##### Supplied text #####

It's very light Christian fiction. There's a bit too much 'preaching' for my tastes; I don't know if the lengthy graces and deep conversations that - by the by - explain the gospel message would have been realistic for the time. I find that kind of episode in a novel makes me cringe somewhat, and I'm someone who believes in it. I hope it doesn't affect unbelievers too negatively - my tendency is to skim such passages. Nevertheless, the characters somehow get under my skin.

Janette Oke has a gift for bringing people alive, and even though there are also rather too many descriptive passages for my liking, and mentions of people from other books who are not relevant to this one, I could relate to Marty and her family easily. I even found myself with tears in my eyes at least two or three times as I read this book.

Easy reading that's somehow difficult to put down. Recommended to anyone who enjoys this kind of book, whether a teenager or a nostalgic adult. It's not great literature, but it's clean and makes pleasant light reading.

Review copyright Sue's Book Reviews, 8th June 2009

1 comment:

Sarah said...

oh, I used to read these books as a teen ... the whole series, and then the rest of her books. Cost me a fortune as you couldn't get them in the library - but my Dad would buy them because they came from the Christian Bookshop!

Trashy romance for christians - but I did fall in love with them! Must dig them out for my girls!

##### Data in this exercise #####

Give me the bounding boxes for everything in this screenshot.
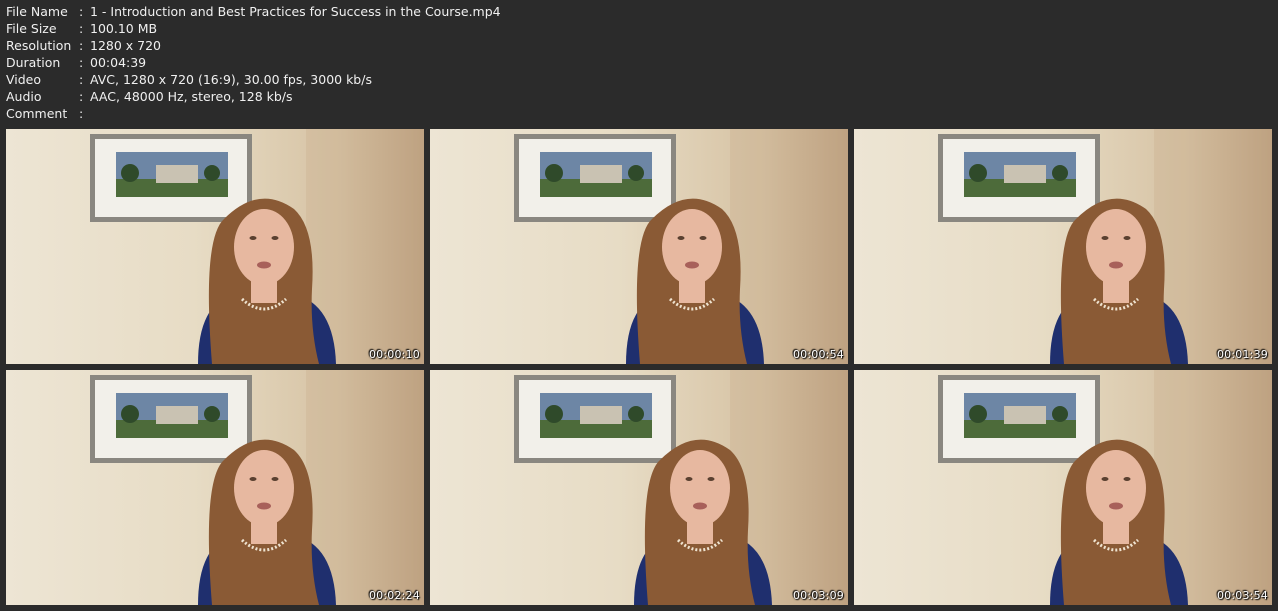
presenter-face [1086, 209, 1146, 285]
info-key: Resolution [6, 38, 72, 53]
presenter-eye [271, 236, 279, 240]
presenter-eye [685, 477, 693, 481]
info-row-file-size: File Size : 100.10 MB [6, 20, 501, 37]
video-thumbnail: 00:01:39 [854, 129, 1272, 364]
picture-tree [969, 405, 987, 423]
info-key: Audio [6, 89, 42, 104]
presenter-mouth [1109, 261, 1123, 269]
info-key: Comment [6, 106, 68, 121]
presenter-face [670, 450, 730, 526]
presenter-eye [1101, 236, 1109, 240]
picture-tree [1052, 406, 1068, 422]
presenter-eye [677, 236, 685, 240]
video-frame-image [90, 370, 424, 605]
info-separator: : [79, 38, 84, 53]
presenter-face [234, 450, 294, 526]
presenter-eye [1123, 236, 1131, 240]
presenter-face [1086, 450, 1146, 526]
picture-tree [628, 165, 644, 181]
timestamp-label: 00:00:10 [368, 348, 420, 361]
timestamp-label: 00:02:24 [368, 589, 420, 602]
timestamp-label: 00:03:09 [792, 589, 844, 602]
video-frame-image [938, 370, 1272, 605]
picture-building [1004, 165, 1046, 183]
info-value: 100.10 MB [90, 21, 158, 36]
video-thumbnail: 00:00:10 [6, 129, 424, 364]
picture-tree [204, 165, 220, 181]
presenter-face [662, 209, 722, 285]
info-key: File Size [6, 21, 57, 36]
picture-building [156, 165, 198, 183]
thumbnail-grid: 00:00:10 00:00:54 00:01:39 00:02:24 00:0… [6, 129, 1272, 605]
info-row-duration: Duration : 00:04:39 [6, 54, 501, 71]
presenter-mouth [257, 502, 271, 510]
info-value: 1 - Introduction and Best Practices for … [90, 4, 501, 19]
info-value: AAC, 48000 Hz, stereo, 128 kb/s [90, 89, 293, 104]
framed-picture [90, 134, 252, 222]
picture-building [156, 406, 198, 424]
info-row-file-name: File Name : 1 - Introduction and Best Pr… [6, 3, 501, 20]
video-thumbnail: 00:02:24 [6, 370, 424, 605]
picture-tree [545, 164, 563, 182]
video-frame-image [514, 129, 848, 364]
video-thumbnail: 00:03:54 [854, 370, 1272, 605]
info-row-comment: Comment : [6, 105, 501, 122]
info-separator: : [79, 55, 84, 70]
video-frame-image [514, 370, 848, 605]
picture-tree [1052, 165, 1068, 181]
info-separator: : [79, 21, 84, 36]
presenter-eye [1123, 477, 1131, 481]
presenter-mouth [1109, 502, 1123, 510]
timestamp-label: 00:00:54 [792, 348, 844, 361]
video-thumbnail: 00:03:09 [430, 370, 848, 605]
framed-picture [90, 375, 252, 463]
info-separator: : [79, 106, 84, 121]
info-key: Duration [6, 55, 61, 70]
picture-building [1004, 406, 1046, 424]
picture-building [580, 406, 622, 424]
info-key: Video [6, 72, 42, 87]
framed-picture [938, 375, 1100, 463]
info-row-audio: Audio : AAC, 48000 Hz, stereo, 128 kb/s [6, 88, 501, 105]
picture-tree [628, 406, 644, 422]
presenter-mouth [693, 502, 707, 510]
presenter-eye [707, 477, 715, 481]
info-value: 1280 x 720 [90, 38, 162, 53]
video-frame-image [90, 129, 424, 364]
presenter-eye [249, 236, 257, 240]
picture-tree [545, 405, 563, 423]
info-separator: : [79, 72, 84, 87]
picture-tree [121, 405, 139, 423]
picture-building [580, 165, 622, 183]
timestamp-label: 00:01:39 [1216, 348, 1268, 361]
info-separator: : [79, 4, 84, 19]
presenter-mouth [685, 261, 699, 269]
info-row-video: Video : AVC, 1280 x 720 (16:9), 30.00 fp… [6, 71, 501, 88]
picture-tree [121, 164, 139, 182]
timestamp-label: 00:03:54 [1216, 589, 1268, 602]
presenter-eye [1101, 477, 1109, 481]
info-separator: : [79, 89, 84, 104]
presenter-eye [271, 477, 279, 481]
presenter-eye [699, 236, 707, 240]
framed-picture [514, 375, 676, 463]
info-value: 00:04:39 [90, 55, 147, 70]
presenter-face [234, 209, 294, 285]
info-value: AVC, 1280 x 720 (16:9), 30.00 fps, 3000 … [90, 72, 372, 87]
picture-tree [204, 406, 220, 422]
picture-tree [969, 164, 987, 182]
video-frame-image [938, 129, 1272, 364]
framed-picture [938, 134, 1100, 222]
info-row-resolution: Resolution : 1280 x 720 [6, 37, 501, 54]
info-key: File Name [6, 4, 68, 19]
presenter-mouth [257, 261, 271, 269]
presenter-eye [249, 477, 257, 481]
video-thumbnail: 00:00:54 [430, 129, 848, 364]
media-info-panel: File Name : 1 - Introduction and Best Pr… [6, 3, 501, 122]
framed-picture [514, 134, 676, 222]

#####

-- What is asked --
1. Duplicate the book review text word for word, everything from "It's very light" down to "under my skin.".
2. Set down the rows exactly as they stand, everything from the row containing "presenter-face [1086, 209, 1146, 285]" down to the row containing "video-frame-image [514, 129, 848, 364]", with both of those rows included.

-- Answers to the exercise --
1.
It's very light Christian fiction. There's a bit too much 'preaching' for my tastes; I don't know if the lengthy graces and deep conversations that - by the by - explain the gospel message would have been realistic for the time. I find that kind of episode in a novel makes me cringe somewhat, and I'm someone who believes in it. I hope it doesn't affect unbelievers too negatively - my tendency is to skim such passages. Nevertheless, the characters somehow get under my skin.

2.
presenter-face [1086, 209, 1146, 285]
info-key: Resolution [6, 38, 72, 53]
presenter-eye [271, 236, 279, 240]
presenter-eye [685, 477, 693, 481]
info-row-file-size: File Size : 100.10 MB [6, 20, 501, 37]
video-thumbnail: 00:01:39 [854, 129, 1272, 364]
picture-tree [969, 405, 987, 423]
info-key: Audio [6, 89, 42, 104]
presenter-mouth [1109, 261, 1123, 269]
info-key: Comment [6, 106, 68, 121]
presenter-face [670, 450, 730, 526]
presenter-eye [1101, 236, 1109, 240]
picture-tree [1052, 406, 1068, 422]
presenter-eye [677, 236, 685, 240]
video-frame-image [90, 370, 424, 605]
info-separator: : [79, 38, 84, 53]
presenter-face [234, 450, 294, 526]
presenter-eye [1123, 236, 1131, 240]
presenter-face [1086, 450, 1146, 526]
picture-tree [628, 165, 644, 181]
timestamp-label: 00:00:10 [368, 348, 420, 361]
timestamp-label: 00:02:24 [368, 589, 420, 602]
timestamp-label: 00:03:09 [792, 589, 844, 602]
video-frame-image [938, 370, 1272, 605]
picture-building [1004, 165, 1046, 183]
info-value: 100.10 MB [90, 21, 158, 36]
video-thumbnail: 00:00:10 [6, 129, 424, 364]
picture-tree [204, 165, 220, 181]
presenter-face [662, 209, 722, 285]
info-key: File Size [6, 21, 57, 36]
picture-building [156, 165, 198, 183]
thumbnail-grid: 00:00:10 00:00:54 00:01:39 00:02:24 00:0… [6, 129, 1272, 605]
info-row-duration: Duration : 00:04:39 [6, 54, 501, 71]
presenter-mouth [257, 502, 271, 510]
info-value: 1 - Introduction and Best Practices for … [90, 4, 501, 19]
info-value: AAC, 48000 Hz, stereo, 128 kb/s [90, 89, 293, 104]
framed-picture [90, 134, 252, 222]
picture-building [156, 406, 198, 424]
info-row-file-name: File Name : 1 - Introduction and Best Pr… [6, 3, 501, 20]
video-thumbnail: 00:02:24 [6, 370, 424, 605]
picture-tree [545, 164, 563, 182]
video-frame-image [514, 129, 848, 364]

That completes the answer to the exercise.